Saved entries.

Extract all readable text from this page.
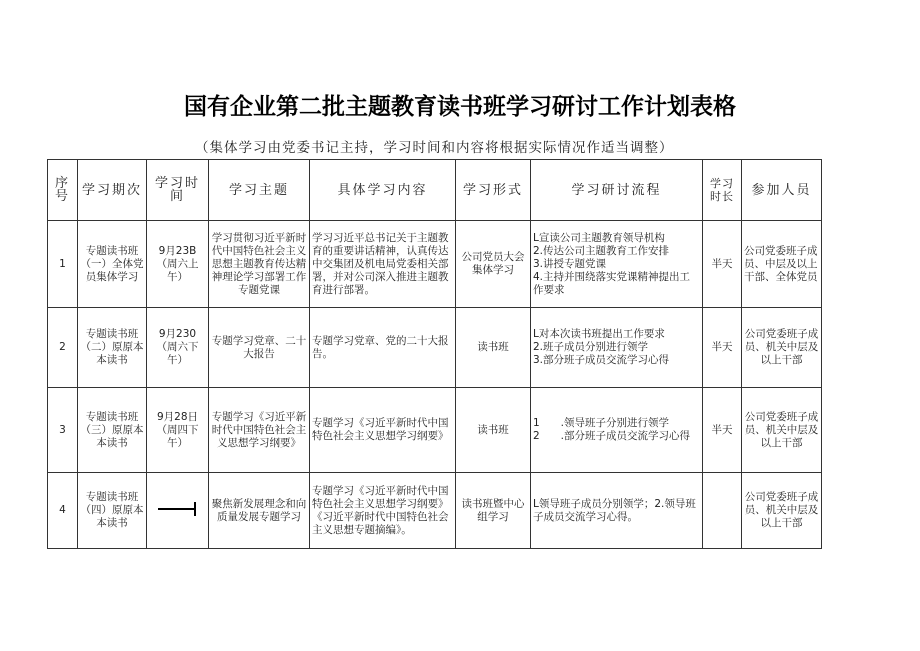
国有企业第二批主题教育读书班学习研讨工作计划表格
（集体学习由党委书记主持，学习时间和内容将根据实际情况作适当调整）
序号	学习期次	学习时间	学习主题	具体学习内容	学习形式	学习研讨流程	学习时长	参加人员
1	专题读书班（一）全体党员集体学习	9月23B（周六上午）	学习贯彻习近平新时代中国特色社会主义思想主题教育传达精神理论学习部署工作专题党课	学习习近平总书记关于主题教育的重要讲话精神，认真传达中交集团及机电局党委相关部署，并对公司深入推进主题教育进行部署。	公司党员大会集体学习	L宣读公司主题教育领导机构
2.传达公司主题教育工作安排
3.讲授专题党课
4.主持并围绕落实党课精神提出工作要求	半天	公司党委班子成员、中层及以上干部、全体党员
2	专题读书班（二）原原本本读书	9月230（周六下午）	专题学习党章、二十大报告	专题学习党章、党的二十大报告。	读书班	L对本次读书班提出工作要求
2.班子成员分别进行领学
3.部分班子成员交流学习心得	半天	公司党委班子成员、机关中层及以上干部
3	专题读书班（三）原原本本读书	9月28日（周四下午）	专题学习《习近平新时代中国特色社会主义思想学习纲要》	专题学习《习近平新时代中国特色社会主义思想学习纲要》	读书班	1　　.领导班子分别进行领学
2　　.部分班子成员交流学习心得	半天	公司党委班子成员、机关中层及以上干部
4	专题读书班（四）原原本本读书		聚焦新发展理念和向质量发展专题学习	专题学习《习近平新时代中国特色社会主义思想学习纲要》《习近平新时代中国特色社会主义思想专题摘编》。	读书班暨中心组学习	L领导班子成员分别领学；2.领导班子成员交流学习心得。		公司党委班子成员、机关中层及以上干部
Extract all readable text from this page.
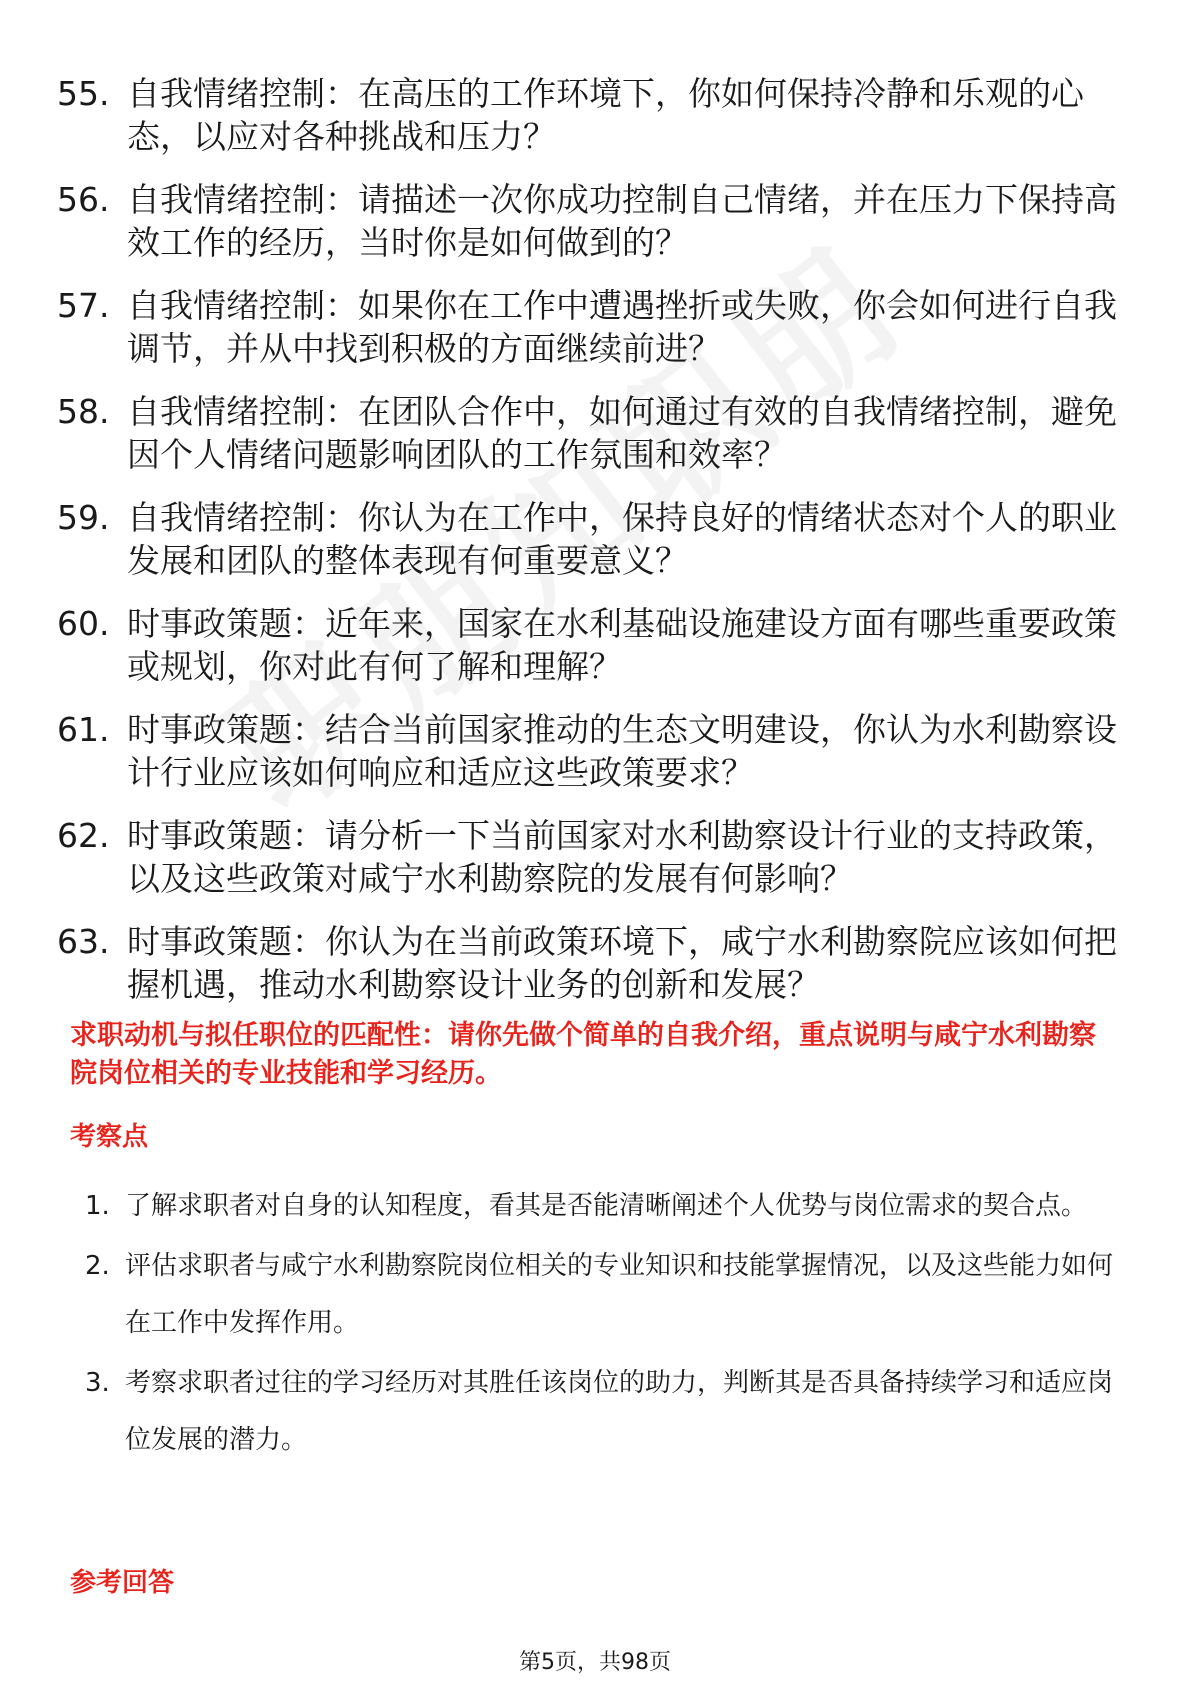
55. 自我情绪控制：在高压的工作环境下，你如何保持冷静和乐观的心态，以应对各种挑战和压力？
56. 自我情绪控制：请描述一次你成功控制自己情绪，并在压力下保持高效工作的经历，当时你是如何做到的？
57. 自我情绪控制：如果你在工作中遭遇挫折或失败，你会如何进行自我调节，并从中找到积极的方面继续前进？
58. 自我情绪控制：在团队合作中，如何通过有效的自我情绪控制，避免因个人情绪问题影响团队的工作氛围和效率？
59. 自我情绪控制：你认为在工作中，保持良好的情绪状态对个人的职业发展和团队的整体表现有何重要意义？
60. 时事政策题：近年来，国家在水利基础设施建设方面有哪些重要政策或规划，你对此有何了解和理解？
61. 时事政策题：结合当前国家推动的生态文明建设，你认为水利勘察设计行业应该如何响应和适应这些政策要求？
62. 时事政策题：请分析一下当前国家对水利勘察设计行业的支持政策，以及这些政策对咸宁水利勘察院的发展有何影响？
63. 时事政策题：你认为在当前政策环境下，咸宁水利勘察院应该如何把握机遇，推动水利勘察设计业务的创新和发展？
求职动机与拟任职位的匹配性：请你先做个简单的自我介绍，重点说明与咸宁水利勘察院岗位相关的专业技能和学习经历。
考察点
1. 了解求职者对自身的认知程度，看其是否能清晰阐述个人优势与岗位需求的契合点。
2. 评估求职者与咸宁水利勘察院岗位相关的专业知识和技能掌握情况，以及这些能力如何在工作中发挥作用。
3. 考察求职者过往的学习经历对其胜任该岗位的助力，判断其是否具备持续学习和适应岗位发展的潜力。
参考回答
第5页，共98页
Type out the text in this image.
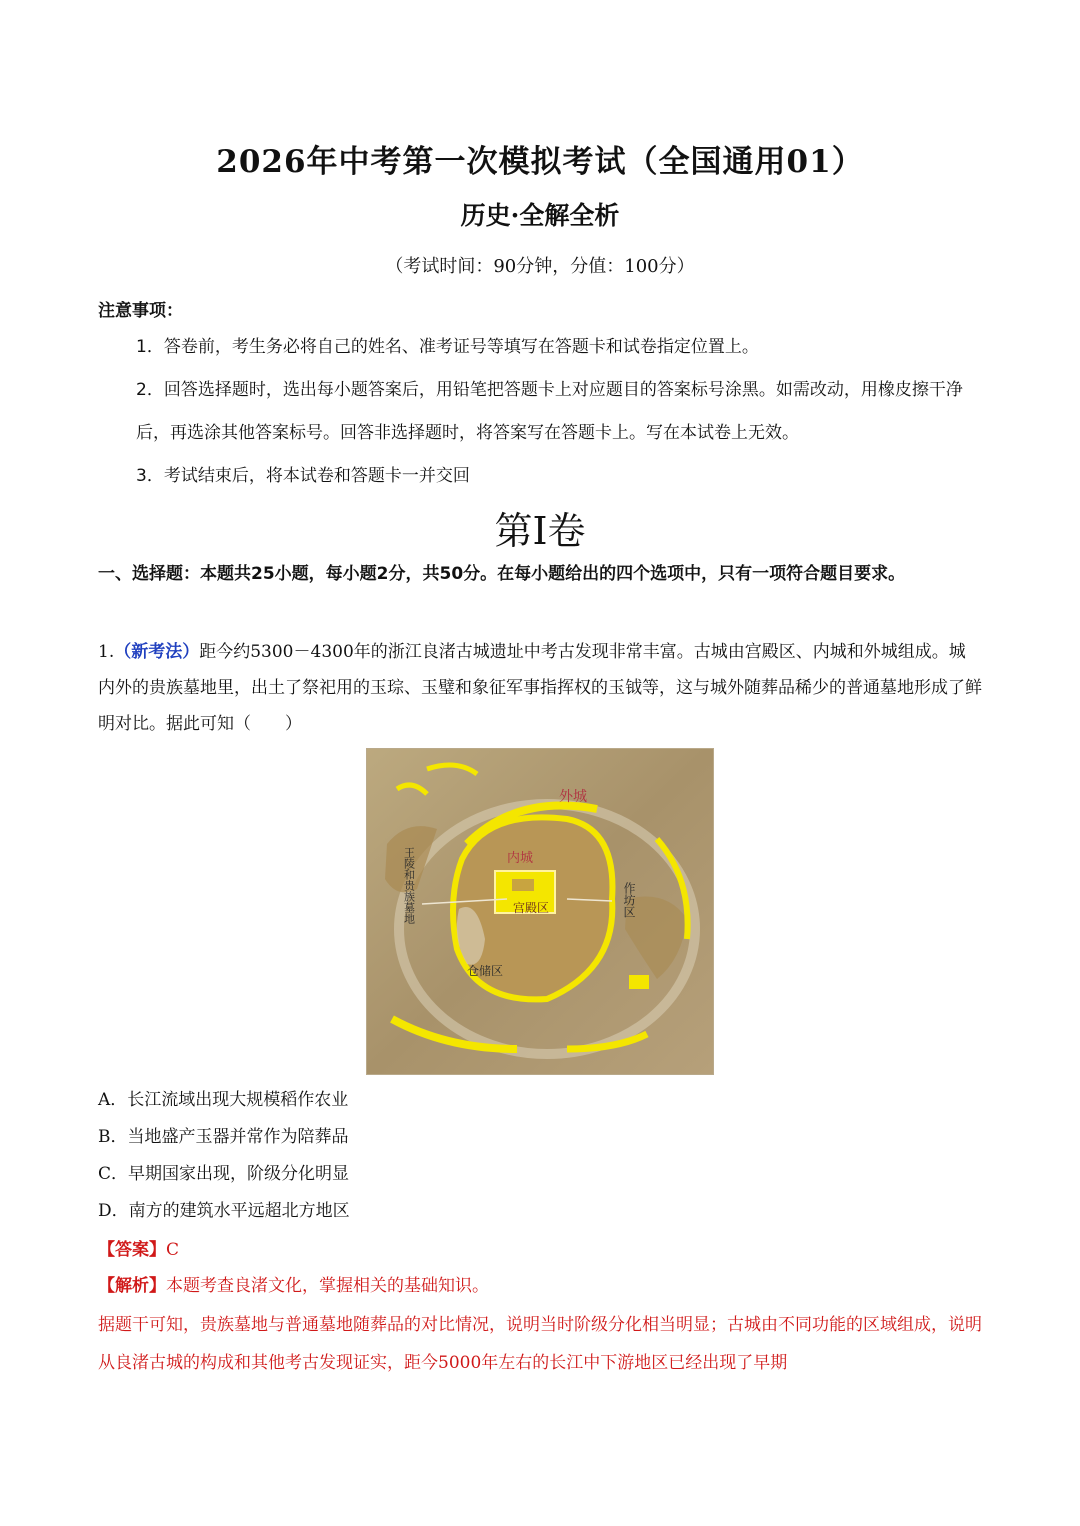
2026年中考第一次模拟考试（全国通用01）
历史·全解全析
（考试时间：90分钟，分值：100分）
注意事项：
1．答卷前，考生务必将自己的姓名、准考证号等填写在答题卡和试卷指定位置上。
2．回答选择题时，选出每小题答案后，用铅笔把答题卡上对应题目的答案标号涂黑。如需改动，用橡皮擦干净后，再选涂其他答案标号。回答非选择题时，将答案写在答题卡上。写在本试卷上无效。
3．考试结束后，将本试卷和答题卡一并交回
第Ⅰ卷
一、选择题：本题共25小题，每小题2分，共50分。在每小题给出的四个选项中，只有一项符合题目要求。
1.（新考法）距今约5300－4300年的浙江良渚古城遗址中考古发现非常丰富。古城由宫殿区、内城和外城组成。城内外的贵族墓地里，出土了祭祀用的玉琮、玉璧和象征军事指挥权的玉钺等，这与城外随葬品稀少的普通墓地形成了鲜明对比。据此可知（　　）
外城
内城
宫殿区
仓储区
作坊区
王陵和贵族墓地
A．长江流域出现大规模稻作农业
B．当地盛产玉器并常作为陪葬品
C．早期国家出现，阶级分化明显
D．南方的建筑水平远超北方地区
【答案】C
【解析】本题考查良渚文化，掌握相关的基础知识。
据题干可知，贵族墓地与普通墓地随葬品的对比情况，说明当时阶级分化相当明显；古城由不同功能的区域组成，说明从良渚古城的构成和其他考古发现证实，距今5000年左右的长江中下游地区已经出现了早期
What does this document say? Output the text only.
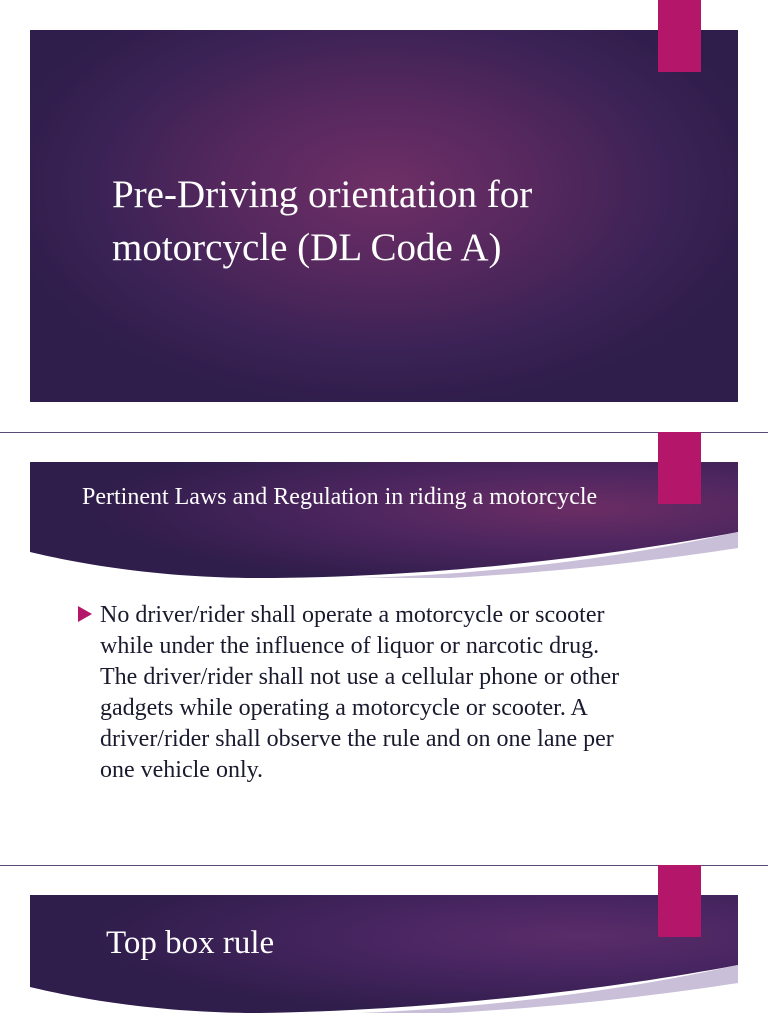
Pre-Driving orientation for motorcycle (DL Code A)
Pertinent Laws and Regulation in riding a motorcycle
No driver/rider shall operate a motorcycle or scooter while under the influence of liquor or narcotic drug. The driver/rider shall not use a cellular phone or other gadgets while operating a motorcycle or scooter. A driver/rider shall observe the rule and on one lane per one vehicle only.
Top box rule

TASK OBJECTIVE.
Pull every line containing "motorcycle" out of the records.

RESULT OF THE TASK.
Pre-Driving orientation for motorcycle (DL Code A)
Pertinent Laws and Regulation in riding a motorcycle
No driver/rider shall operate a motorcycle or scooter while under the influence of liquor or narcotic drug. The driver/rider shall not use a cellular phone or other gadgets while operating a motorcycle or scooter. A driver/rider shall observe the rule and on one lane per one vehicle only.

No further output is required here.